> [Challenge]:
Print the records below word for word, but leave out the pictures.

— start Exercise inputs —

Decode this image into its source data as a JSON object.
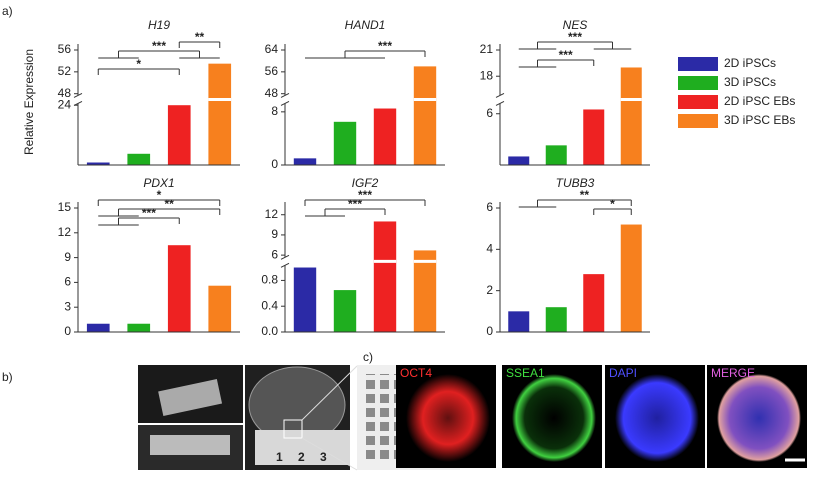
{
  "panel_labels": [
    "a)",
    "b)",
    "c)"
  ],
  "ylabel": "Relative Expression",
  "legend": [
    {
      "name": "2D iPSCs",
      "color": "#2b2aa6"
    },
    {
      "name": "3D iPSCs",
      "color": "#1fae1f"
    },
    {
      "name": "2D iPSC EBs",
      "color": "#ee2222"
    },
    {
      "name": "3D iPSC EBs",
      "color": "#f7801e"
    }
  ],
  "chart_data": [
    {
      "type": "bar",
      "title": "H19",
      "values": [
        1,
        4.5,
        24,
        53.5
      ],
      "ybreak": {
        "lower": [
          0,
          24
        ],
        "upper": [
          48,
          56
        ]
      },
      "yticks": [
        24,
        48,
        52,
        56
      ],
      "annotations": [
        "**",
        "***",
        "*"
      ]
    },
    {
      "type": "bar",
      "title": "HAND1",
      "values": [
        1,
        6.5,
        8.5,
        58
      ],
      "ybreak": {
        "lower": [
          0,
          9
        ],
        "upper": [
          48,
          64
        ]
      },
      "yticks": [
        0,
        8,
        48,
        56,
        64
      ],
      "annotations": [
        "***"
      ]
    },
    {
      "type": "bar",
      "title": "NES",
      "values": [
        1,
        2.3,
        6.5,
        19
      ],
      "ybreak": {
        "lower": [
          0,
          7
        ],
        "upper": [
          16,
          21
        ]
      },
      "yticks": [
        6,
        18,
        21
      ],
      "annotations": [
        "***",
        "***"
      ]
    },
    {
      "type": "bar",
      "title": "PDX1",
      "values": [
        1,
        1,
        10.5,
        5.6
      ],
      "ylim": [
        0,
        15
      ],
      "yticks": [
        0,
        3,
        6,
        9,
        12,
        15
      ],
      "annotations": [
        "*",
        "**",
        "***"
      ]
    },
    {
      "type": "bar",
      "title": "IGF2",
      "values": [
        1.0,
        0.65,
        11,
        6.7
      ],
      "ybreak": {
        "lower": [
          0,
          1.0
        ],
        "upper": [
          6,
          13
        ]
      },
      "yticks": [
        {
          "value": 0,
          "label": "0.0"
        },
        {
          "value": 0.4,
          "label": "0.4"
        },
        {
          "value": 0.8,
          "label": "0.8"
        },
        6,
        9,
        12
      ],
      "annotations": [
        "***",
        "***"
      ]
    },
    {
      "type": "bar",
      "title": "TUBB3",
      "values": [
        1,
        1.2,
        2.8,
        5.2
      ],
      "ylim": [
        0,
        6
      ],
      "yticks": [
        0,
        2,
        4,
        6
      ],
      "annotations": [
        "**",
        "*"
      ]
    }
  ],
  "images": {
    "ruler": [
      "1",
      "2",
      "3"
    ],
    "channels": [
      "OCT4",
      "SSEA1",
      "DAPI",
      "MERGE"
    ]
  }
}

— end Exercise inputs —

> [Answer to the problem]:
Decode this image into its source data as a JSON object.
{
  "panel_labels": [
    "a)",
    "b)",
    "c)"
  ],
  "ylabel": "Relative Expression",
  "legend": [
    {
      "name": "2D iPSCs",
      "color": "#2b2aa6"
    },
    {
      "name": "3D iPSCs",
      "color": "#1fae1f"
    },
    {
      "name": "2D iPSC EBs",
      "color": "#ee2222"
    },
    {
      "name": "3D iPSC EBs",
      "color": "#f7801e"
    }
  ],
  "chart_data": [
    {
      "type": "bar",
      "title": "H19",
      "values": [
        1,
        4.5,
        24,
        53.5
      ],
      "ybreak": {
        "lower": [
          0,
          24
        ],
        "upper": [
          48,
          56
        ]
      },
      "yticks": [
        24,
        48,
        52,
        56
      ],
      "annotations": [
        "**",
        "***",
        "*"
      ]
    },
    {
      "type": "bar",
      "title": "HAND1",
      "values": [
        1,
        6.5,
        8.5,
        58
      ],
      "ybreak": {
        "lower": [
          0,
          9
        ],
        "upper": [
          48,
          64
        ]
      },
      "yticks": [
        0,
        8,
        48,
        56,
        64
      ],
      "annotations": [
        "***"
      ]
    },
    {
      "type": "bar",
      "title": "NES",
      "values": [
        1,
        2.3,
        6.5,
        19
      ],
      "ybreak": {
        "lower": [
          0,
          7
        ],
        "upper": [
          16,
          21
        ]
      },
      "yticks": [
        6,
        18,
        21
      ],
      "annotations": [
        "***",
        "***"
      ]
    },
    {
      "type": "bar",
      "title": "PDX1",
      "values": [
        1,
        1,
        10.5,
        5.6
      ],
      "ylim": [
        0,
        15
      ],
      "yticks": [
        0,
        3,
        6,
        9,
        12,
        15
      ],
      "annotations": [
        "*",
        "**",
        "***"
      ]
    },
    {
      "type": "bar",
      "title": "IGF2",
      "values": [
        1.0,
        0.65,
        11,
        6.7
      ],
      "ybreak": {
        "lower": [
          0,
          1.0
        ],
        "upper": [
          6,
          13
        ]
      },
      "yticks": [
        {
          "value": 0,
          "label": "0.0"
        },
        {
          "value": 0.4,
          "label": "0.4"
        },
        {
          "value": 0.8,
          "label": "0.8"
        },
        6,
        9,
        12
      ],
      "annotations": [
        "***",
        "***"
      ]
    },
    {
      "type": "bar",
      "title": "TUBB3",
      "values": [
        1,
        1.2,
        2.8,
        5.2
      ],
      "ylim": [
        0,
        6
      ],
      "yticks": [
        0,
        2,
        4,
        6
      ],
      "annotations": [
        "**",
        "*"
      ]
    }
  ],
  "images": {
    "ruler": [
      "1",
      "2",
      "3"
    ],
    "channels": [
      "OCT4",
      "SSEA1",
      "DAPI",
      "MERGE"
    ]
  }
}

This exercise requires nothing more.